(Records that describe figures)
• • •

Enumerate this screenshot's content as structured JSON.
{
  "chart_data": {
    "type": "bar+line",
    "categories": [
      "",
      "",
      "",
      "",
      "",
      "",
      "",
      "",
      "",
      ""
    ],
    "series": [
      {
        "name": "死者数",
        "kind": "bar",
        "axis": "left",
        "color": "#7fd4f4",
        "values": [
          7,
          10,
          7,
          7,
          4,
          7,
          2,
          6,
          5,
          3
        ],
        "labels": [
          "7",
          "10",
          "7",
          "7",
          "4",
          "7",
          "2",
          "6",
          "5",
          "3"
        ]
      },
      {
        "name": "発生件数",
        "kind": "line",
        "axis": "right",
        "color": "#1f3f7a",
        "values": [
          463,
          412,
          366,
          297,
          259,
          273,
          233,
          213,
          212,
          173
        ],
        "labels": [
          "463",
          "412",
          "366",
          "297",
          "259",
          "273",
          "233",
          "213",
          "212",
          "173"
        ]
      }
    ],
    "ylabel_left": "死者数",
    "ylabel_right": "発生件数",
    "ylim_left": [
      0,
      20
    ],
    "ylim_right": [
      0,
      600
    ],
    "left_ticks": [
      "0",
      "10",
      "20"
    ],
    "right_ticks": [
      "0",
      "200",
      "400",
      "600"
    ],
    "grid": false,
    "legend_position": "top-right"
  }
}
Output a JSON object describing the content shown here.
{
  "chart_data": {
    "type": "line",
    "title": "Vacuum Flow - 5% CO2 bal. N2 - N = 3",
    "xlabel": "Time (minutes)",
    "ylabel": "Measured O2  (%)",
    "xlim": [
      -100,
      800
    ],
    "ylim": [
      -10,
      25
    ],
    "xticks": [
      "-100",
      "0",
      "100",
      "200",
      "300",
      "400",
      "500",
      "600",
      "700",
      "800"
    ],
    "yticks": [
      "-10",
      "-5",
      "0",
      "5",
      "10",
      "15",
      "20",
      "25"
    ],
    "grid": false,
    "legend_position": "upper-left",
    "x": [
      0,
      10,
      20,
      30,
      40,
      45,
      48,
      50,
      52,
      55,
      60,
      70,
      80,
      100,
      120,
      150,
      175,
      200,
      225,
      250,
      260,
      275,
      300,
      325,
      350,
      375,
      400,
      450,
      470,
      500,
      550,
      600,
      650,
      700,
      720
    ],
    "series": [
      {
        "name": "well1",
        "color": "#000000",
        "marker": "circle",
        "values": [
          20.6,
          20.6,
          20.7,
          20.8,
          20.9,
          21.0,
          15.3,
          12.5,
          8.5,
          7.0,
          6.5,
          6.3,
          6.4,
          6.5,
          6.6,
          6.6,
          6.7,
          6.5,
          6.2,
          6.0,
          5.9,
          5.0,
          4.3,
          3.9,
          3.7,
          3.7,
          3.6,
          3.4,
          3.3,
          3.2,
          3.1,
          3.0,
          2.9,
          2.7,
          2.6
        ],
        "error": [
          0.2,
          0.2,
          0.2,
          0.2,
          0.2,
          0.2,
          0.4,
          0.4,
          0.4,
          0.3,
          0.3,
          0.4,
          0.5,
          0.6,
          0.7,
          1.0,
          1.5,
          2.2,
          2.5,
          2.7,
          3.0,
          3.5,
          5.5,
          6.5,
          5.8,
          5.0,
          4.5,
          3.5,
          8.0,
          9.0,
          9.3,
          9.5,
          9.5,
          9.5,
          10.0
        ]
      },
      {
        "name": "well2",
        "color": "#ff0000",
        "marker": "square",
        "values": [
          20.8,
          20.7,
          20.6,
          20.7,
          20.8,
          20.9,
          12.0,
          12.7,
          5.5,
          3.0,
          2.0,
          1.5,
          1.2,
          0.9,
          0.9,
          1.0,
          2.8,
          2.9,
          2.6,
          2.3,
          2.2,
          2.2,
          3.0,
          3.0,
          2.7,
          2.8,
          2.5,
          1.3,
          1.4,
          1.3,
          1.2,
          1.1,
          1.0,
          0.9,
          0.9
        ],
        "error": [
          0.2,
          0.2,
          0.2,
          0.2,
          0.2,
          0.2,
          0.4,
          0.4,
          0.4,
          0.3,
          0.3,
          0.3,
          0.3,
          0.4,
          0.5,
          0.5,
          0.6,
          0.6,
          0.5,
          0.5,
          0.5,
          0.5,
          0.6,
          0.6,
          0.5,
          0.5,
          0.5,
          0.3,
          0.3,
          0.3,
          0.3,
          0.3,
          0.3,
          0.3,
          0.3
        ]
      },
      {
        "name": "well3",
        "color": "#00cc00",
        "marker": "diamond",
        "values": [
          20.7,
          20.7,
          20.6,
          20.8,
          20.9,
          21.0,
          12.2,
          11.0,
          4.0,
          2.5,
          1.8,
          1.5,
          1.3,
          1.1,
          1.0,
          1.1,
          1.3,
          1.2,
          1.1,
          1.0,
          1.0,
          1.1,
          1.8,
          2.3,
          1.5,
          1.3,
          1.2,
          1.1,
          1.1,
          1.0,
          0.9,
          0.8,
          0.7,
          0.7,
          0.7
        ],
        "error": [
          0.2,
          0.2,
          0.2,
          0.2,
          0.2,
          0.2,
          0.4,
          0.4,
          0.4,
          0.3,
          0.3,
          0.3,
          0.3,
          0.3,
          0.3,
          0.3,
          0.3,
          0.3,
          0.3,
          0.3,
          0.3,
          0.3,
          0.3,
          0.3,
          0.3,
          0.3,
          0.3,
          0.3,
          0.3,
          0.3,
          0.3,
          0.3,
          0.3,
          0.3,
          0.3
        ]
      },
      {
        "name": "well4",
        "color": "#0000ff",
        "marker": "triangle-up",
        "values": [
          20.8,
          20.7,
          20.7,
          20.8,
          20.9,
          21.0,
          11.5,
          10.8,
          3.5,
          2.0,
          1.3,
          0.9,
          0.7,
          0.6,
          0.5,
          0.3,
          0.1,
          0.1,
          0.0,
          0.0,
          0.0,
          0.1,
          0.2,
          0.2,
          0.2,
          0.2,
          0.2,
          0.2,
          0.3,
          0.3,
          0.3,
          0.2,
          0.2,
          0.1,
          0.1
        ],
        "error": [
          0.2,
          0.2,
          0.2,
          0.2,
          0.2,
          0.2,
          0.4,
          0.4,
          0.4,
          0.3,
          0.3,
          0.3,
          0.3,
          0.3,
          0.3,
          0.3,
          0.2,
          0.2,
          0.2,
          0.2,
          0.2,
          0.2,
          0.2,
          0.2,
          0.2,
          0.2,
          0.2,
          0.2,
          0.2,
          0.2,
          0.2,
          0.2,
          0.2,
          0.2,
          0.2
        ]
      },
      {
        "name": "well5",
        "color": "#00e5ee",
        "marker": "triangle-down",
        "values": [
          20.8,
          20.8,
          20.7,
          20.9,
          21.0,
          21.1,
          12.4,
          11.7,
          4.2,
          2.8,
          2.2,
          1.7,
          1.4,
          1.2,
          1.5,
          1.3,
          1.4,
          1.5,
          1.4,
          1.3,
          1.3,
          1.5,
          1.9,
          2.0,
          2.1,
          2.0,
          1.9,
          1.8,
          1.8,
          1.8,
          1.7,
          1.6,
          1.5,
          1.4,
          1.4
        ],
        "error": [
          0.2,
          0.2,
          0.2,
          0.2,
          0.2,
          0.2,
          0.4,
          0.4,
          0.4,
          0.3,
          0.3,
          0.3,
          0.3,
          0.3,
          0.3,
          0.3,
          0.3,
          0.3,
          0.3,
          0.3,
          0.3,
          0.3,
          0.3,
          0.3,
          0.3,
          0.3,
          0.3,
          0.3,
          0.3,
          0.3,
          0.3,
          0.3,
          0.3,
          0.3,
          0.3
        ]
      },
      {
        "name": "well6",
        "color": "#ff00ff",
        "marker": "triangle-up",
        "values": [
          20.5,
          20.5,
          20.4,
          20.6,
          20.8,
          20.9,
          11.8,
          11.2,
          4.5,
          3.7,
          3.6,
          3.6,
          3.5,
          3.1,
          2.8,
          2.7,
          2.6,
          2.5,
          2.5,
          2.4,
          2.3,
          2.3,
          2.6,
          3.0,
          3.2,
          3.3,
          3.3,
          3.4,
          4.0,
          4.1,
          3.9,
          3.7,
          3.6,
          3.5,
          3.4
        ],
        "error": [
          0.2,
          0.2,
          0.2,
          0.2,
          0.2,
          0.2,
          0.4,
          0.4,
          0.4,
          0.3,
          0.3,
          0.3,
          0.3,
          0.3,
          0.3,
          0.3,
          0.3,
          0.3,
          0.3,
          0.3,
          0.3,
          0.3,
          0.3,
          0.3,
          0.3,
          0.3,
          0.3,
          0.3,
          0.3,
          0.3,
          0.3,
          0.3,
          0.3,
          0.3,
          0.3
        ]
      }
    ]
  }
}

• • •

Required work | Of the lines in this material, state how many hold the string "marker". Write no other words.

Result for this exercise | 6